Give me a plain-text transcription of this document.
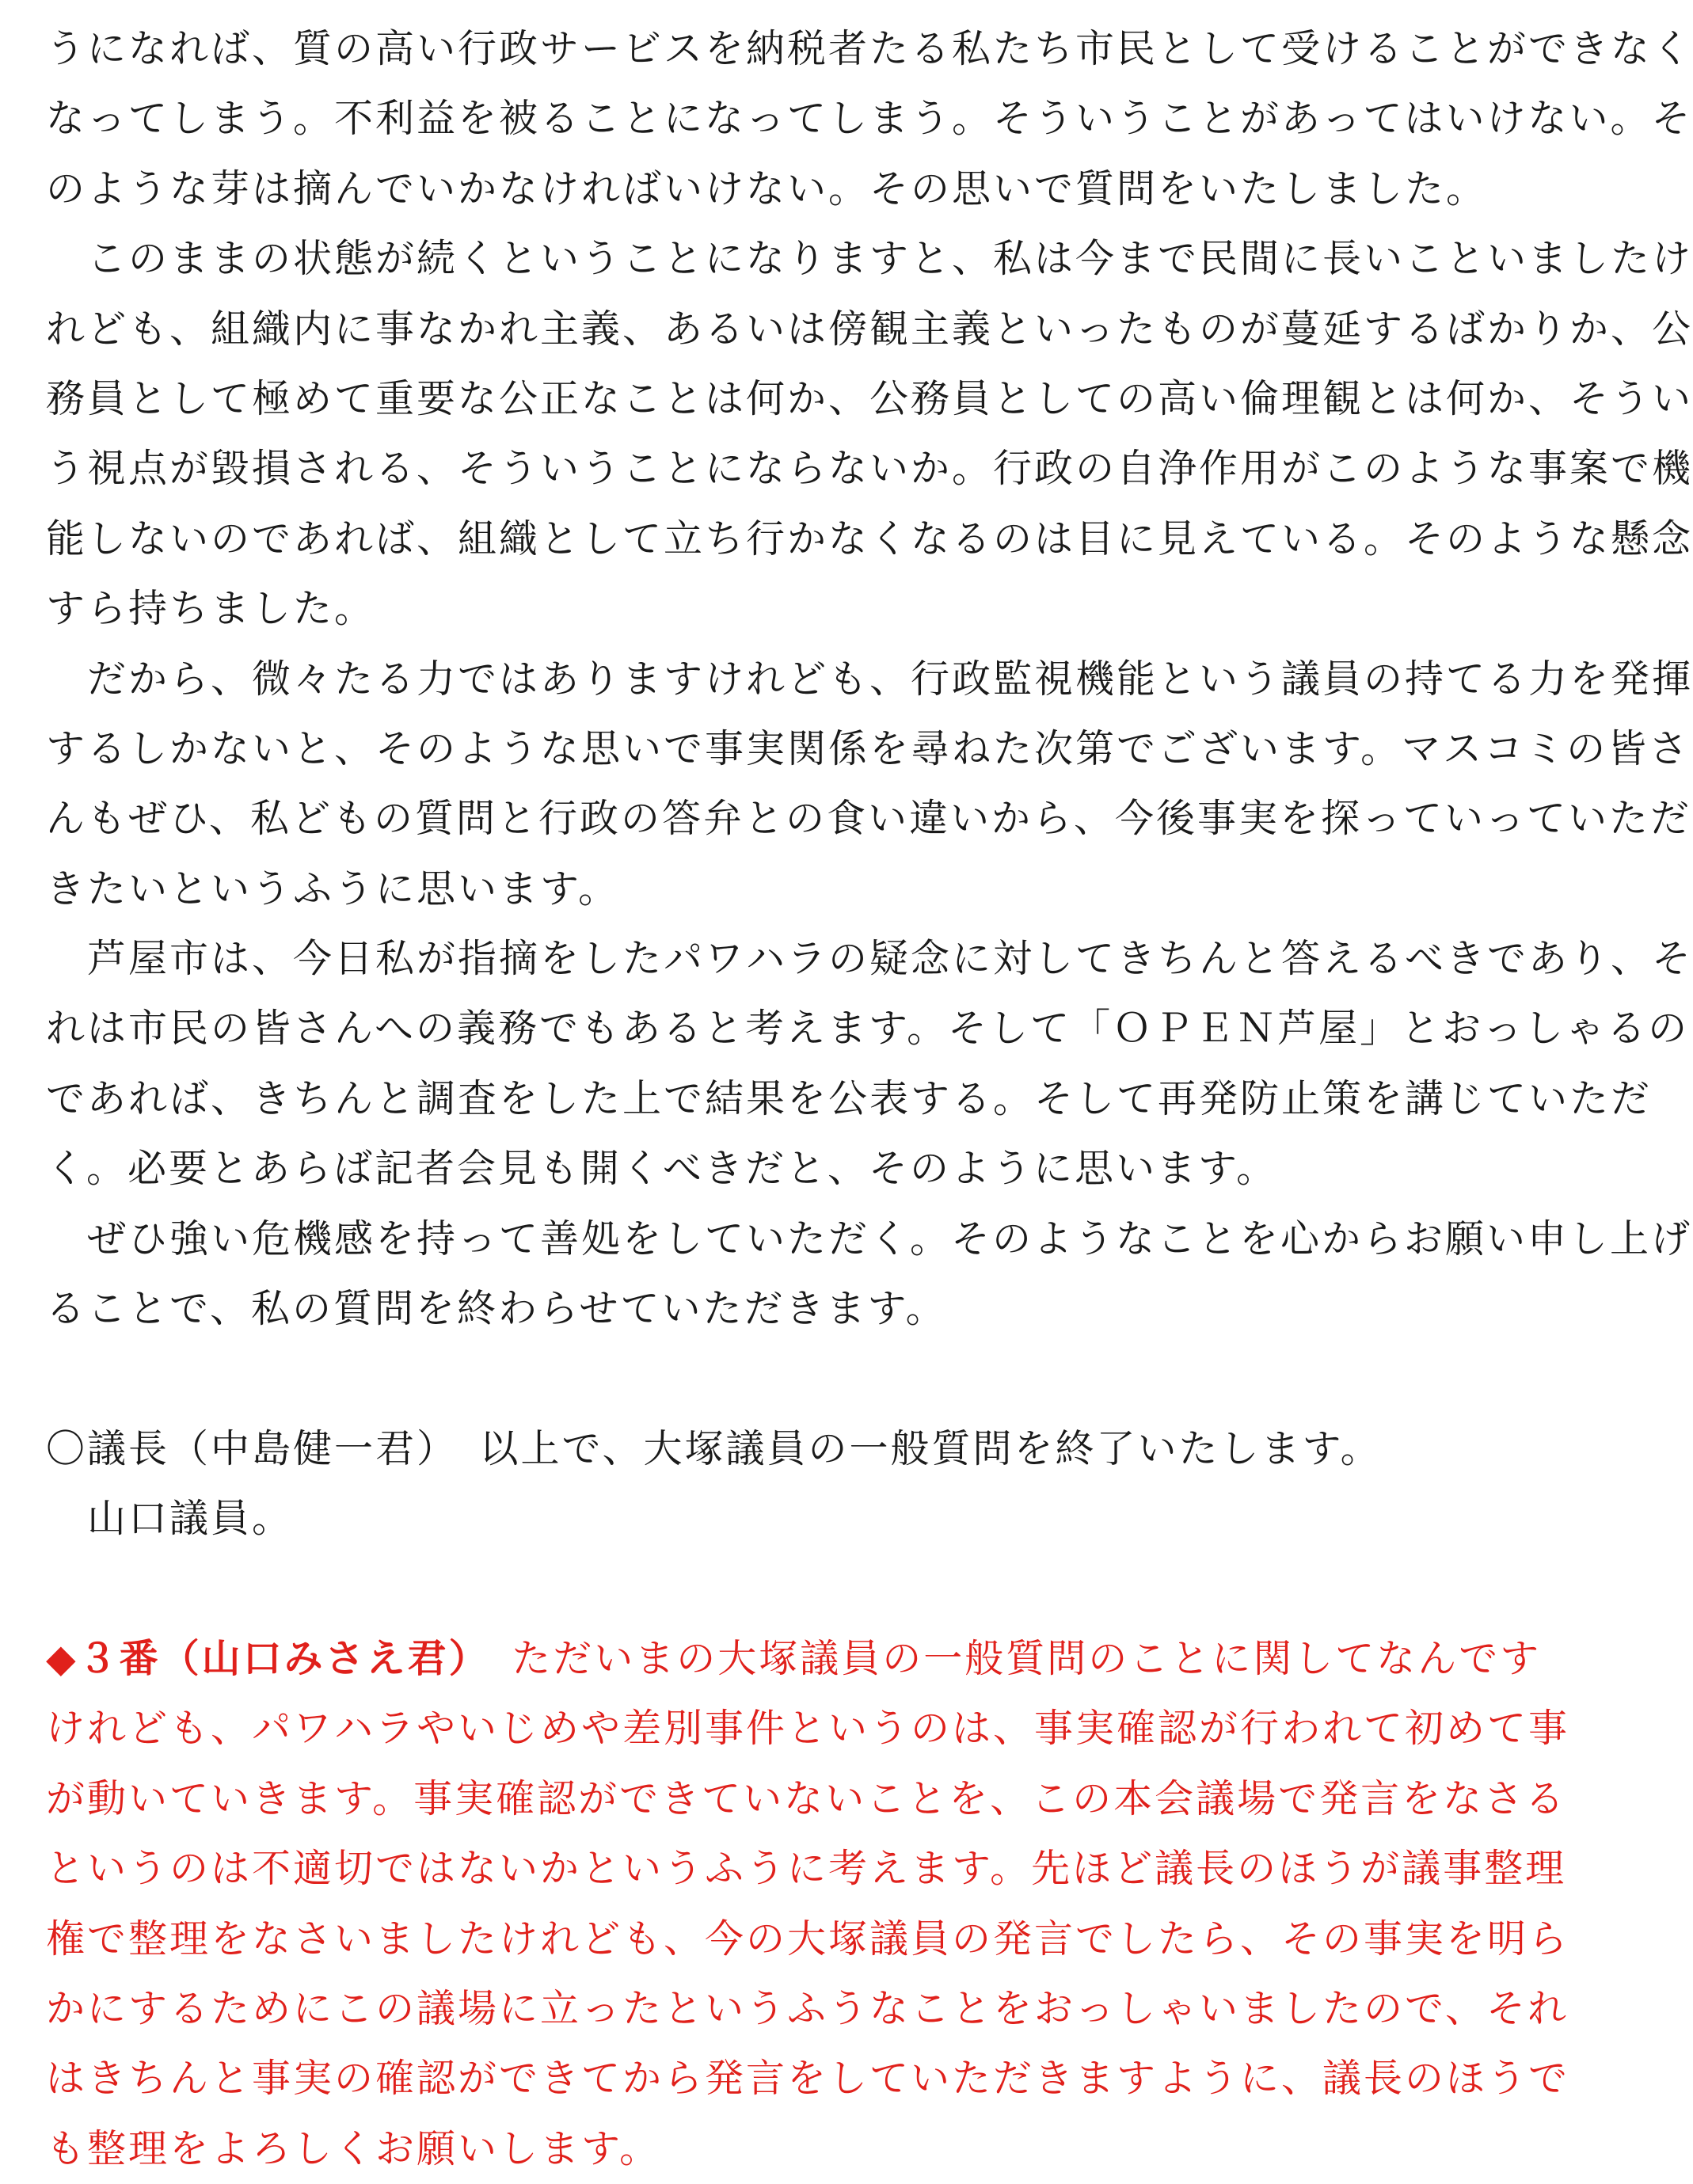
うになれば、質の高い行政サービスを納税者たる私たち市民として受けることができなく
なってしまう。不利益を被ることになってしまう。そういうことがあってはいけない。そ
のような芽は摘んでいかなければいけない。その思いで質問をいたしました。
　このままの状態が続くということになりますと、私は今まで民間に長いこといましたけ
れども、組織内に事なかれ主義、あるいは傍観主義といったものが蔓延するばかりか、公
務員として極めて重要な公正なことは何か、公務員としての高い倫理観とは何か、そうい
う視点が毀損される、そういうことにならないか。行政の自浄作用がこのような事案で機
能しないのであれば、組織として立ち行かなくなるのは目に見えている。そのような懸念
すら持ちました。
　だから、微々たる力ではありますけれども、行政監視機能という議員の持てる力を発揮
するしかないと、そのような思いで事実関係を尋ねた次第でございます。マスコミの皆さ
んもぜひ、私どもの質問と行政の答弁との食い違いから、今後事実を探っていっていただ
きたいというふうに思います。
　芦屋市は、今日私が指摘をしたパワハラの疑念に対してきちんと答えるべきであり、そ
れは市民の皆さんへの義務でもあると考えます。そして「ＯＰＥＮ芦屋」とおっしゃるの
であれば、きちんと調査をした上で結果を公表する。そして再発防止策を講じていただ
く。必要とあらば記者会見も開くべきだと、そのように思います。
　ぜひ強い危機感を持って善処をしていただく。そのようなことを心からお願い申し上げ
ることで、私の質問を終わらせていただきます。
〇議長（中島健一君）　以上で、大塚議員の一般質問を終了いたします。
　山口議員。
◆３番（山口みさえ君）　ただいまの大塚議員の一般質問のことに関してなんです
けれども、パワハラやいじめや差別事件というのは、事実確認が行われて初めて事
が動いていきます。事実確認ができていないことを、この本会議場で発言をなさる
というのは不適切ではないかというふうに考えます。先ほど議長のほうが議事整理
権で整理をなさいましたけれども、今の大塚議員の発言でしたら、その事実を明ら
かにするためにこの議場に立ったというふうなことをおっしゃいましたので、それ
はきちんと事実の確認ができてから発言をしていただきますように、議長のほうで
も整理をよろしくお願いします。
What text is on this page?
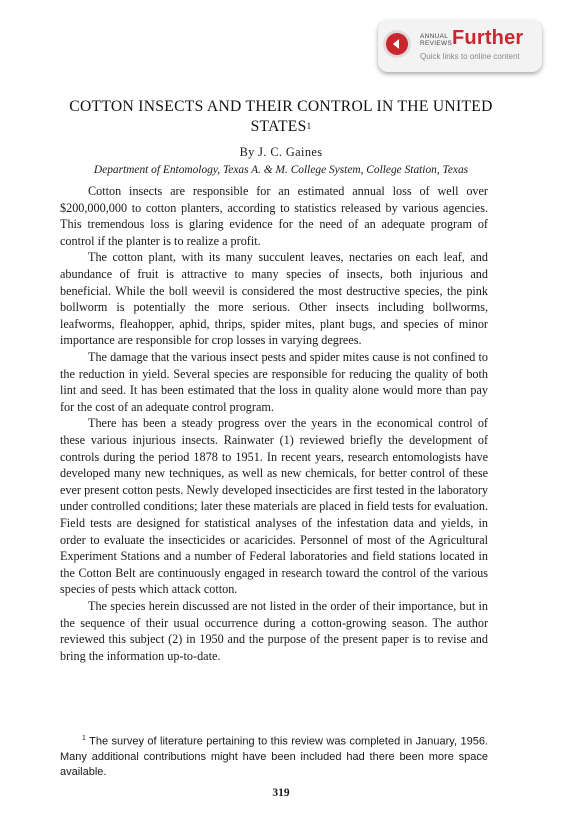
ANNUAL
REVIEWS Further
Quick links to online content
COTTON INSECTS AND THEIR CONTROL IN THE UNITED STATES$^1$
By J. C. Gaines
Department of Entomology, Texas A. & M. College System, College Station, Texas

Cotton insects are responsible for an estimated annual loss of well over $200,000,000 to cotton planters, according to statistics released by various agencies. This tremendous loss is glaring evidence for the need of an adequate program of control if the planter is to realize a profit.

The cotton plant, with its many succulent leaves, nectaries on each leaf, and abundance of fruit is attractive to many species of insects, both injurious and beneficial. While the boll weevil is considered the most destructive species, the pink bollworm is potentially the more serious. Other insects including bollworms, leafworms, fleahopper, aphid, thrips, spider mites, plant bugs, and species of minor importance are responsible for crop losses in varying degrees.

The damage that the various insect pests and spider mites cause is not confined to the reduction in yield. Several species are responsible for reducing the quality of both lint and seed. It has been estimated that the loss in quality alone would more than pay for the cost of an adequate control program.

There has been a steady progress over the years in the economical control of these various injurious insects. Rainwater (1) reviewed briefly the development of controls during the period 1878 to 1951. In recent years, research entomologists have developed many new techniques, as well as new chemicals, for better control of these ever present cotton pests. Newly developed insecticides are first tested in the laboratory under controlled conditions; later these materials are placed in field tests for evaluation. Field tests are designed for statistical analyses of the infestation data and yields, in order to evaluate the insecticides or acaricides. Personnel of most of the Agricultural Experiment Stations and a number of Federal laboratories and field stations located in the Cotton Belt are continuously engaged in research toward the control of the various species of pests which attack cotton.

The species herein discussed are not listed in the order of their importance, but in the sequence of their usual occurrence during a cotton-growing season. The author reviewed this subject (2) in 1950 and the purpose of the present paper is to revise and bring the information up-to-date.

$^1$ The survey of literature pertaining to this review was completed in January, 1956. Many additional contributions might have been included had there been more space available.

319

************

**AIM:** Return each line exactly as written. Any picture gets left out.

**ANSWER BELOW:**
Give me a plain-text transcription of this document.
うになれば、質の高い行政サービスを納税者たる私たち市民として受けることができなく
なってしまう。不利益を被ることになってしまう。そういうことがあってはいけない。そ
のような芽は摘んでいかなければいけない。その思いで質問をいたしました。
　このままの状態が続くということになりますと、私は今まで民間に長いこといましたけ
れども、組織内に事なかれ主義、あるいは傍観主義といったものが蔓延するばかりか、公
務員として極めて重要な公正なことは何か、公務員としての高い倫理観とは何か、そうい
う視点が毀損される、そういうことにならないか。行政の自浄作用がこのような事案で機
能しないのであれば、組織として立ち行かなくなるのは目に見えている。そのような懸念
すら持ちました。
　だから、微々たる力ではありますけれども、行政監視機能という議員の持てる力を発揮
するしかないと、そのような思いで事実関係を尋ねた次第でございます。マスコミの皆さ
んもぜひ、私どもの質問と行政の答弁との食い違いから、今後事実を探っていっていただ
きたいというふうに思います。
　芦屋市は、今日私が指摘をしたパワハラの疑念に対してきちんと答えるべきであり、そ
れは市民の皆さんへの義務でもあると考えます。そして「ＯＰＥＮ芦屋」とおっしゃるの
であれば、きちんと調査をした上で結果を公表する。そして再発防止策を講じていただ
く。必要とあらば記者会見も開くべきだと、そのように思います。
　ぜひ強い危機感を持って善処をしていただく。そのようなことを心からお願い申し上げ
ることで、私の質問を終わらせていただきます。
〇議長（中島健一君）　以上で、大塚議員の一般質問を終了いたします。
　山口議員。
◆３番（山口みさえ君）　ただいまの大塚議員の一般質問のことに関してなんです
けれども、パワハラやいじめや差別事件というのは、事実確認が行われて初めて事
が動いていきます。事実確認ができていないことを、この本会議場で発言をなさる
というのは不適切ではないかというふうに考えます。先ほど議長のほうが議事整理
権で整理をなさいましたけれども、今の大塚議員の発言でしたら、その事実を明ら
かにするためにこの議場に立ったというふうなことをおっしゃいましたので、それ
はきちんと事実の確認ができてから発言をしていただきますように、議長のほうで
も整理をよろしくお願いします。
What text is on this page?
ANNUAL
REVIEWS Further
Quick links to online content
COTTON INSECTS AND THEIR CONTROL IN THE UNITED STATES$^1$
By J. C. Gaines
Department of Entomology, Texas A. & M. College System, College Station, Texas

Cotton insects are responsible for an estimated annual loss of well over $200,000,000 to cotton planters, according to statistics released by various agencies. This tremendous loss is glaring evidence for the need of an adequate program of control if the planter is to realize a profit.

The cotton plant, with its many succulent leaves, nectaries on each leaf, and abundance of fruit is attractive to many species of insects, both injurious and beneficial. While the boll weevil is considered the most destructive species, the pink bollworm is potentially the more serious. Other insects including bollworms, leafworms, fleahopper, aphid, thrips, spider mites, plant bugs, and species of minor importance are responsible for crop losses in varying degrees.

The damage that the various insect pests and spider mites cause is not confined to the reduction in yield. Several species are responsible for reducing the quality of both lint and seed. It has been estimated that the loss in quality alone would more than pay for the cost of an adequate control program.

There has been a steady progress over the years in the economical control of these various injurious insects. Rainwater (1) reviewed briefly the development of controls during the period 1878 to 1951. In recent years, research entomologists have developed many new techniques, as well as new chemicals, for better control of these ever present cotton pests. Newly developed insecticides are first tested in the laboratory under controlled conditions; later these materials are placed in field tests for evaluation. Field tests are designed for statistical analyses of the infestation data and yields, in order to evaluate the insecticides or acaricides. Personnel of most of the Agricultural Experiment Stations and a number of Federal laboratories and field stations located in the Cotton Belt are continuously engaged in research toward the control of the various species of pests which attack cotton.

The species herein discussed are not listed in the order of their importance, but in the sequence of their usual occurrence during a cotton-growing season. The author reviewed this subject (2) in 1950 and the purpose of the present paper is to revise and bring the information up-to-date.

$^1$ The survey of literature pertaining to this review was completed in January, 1956. Many additional contributions might have been included had there been more space available.

319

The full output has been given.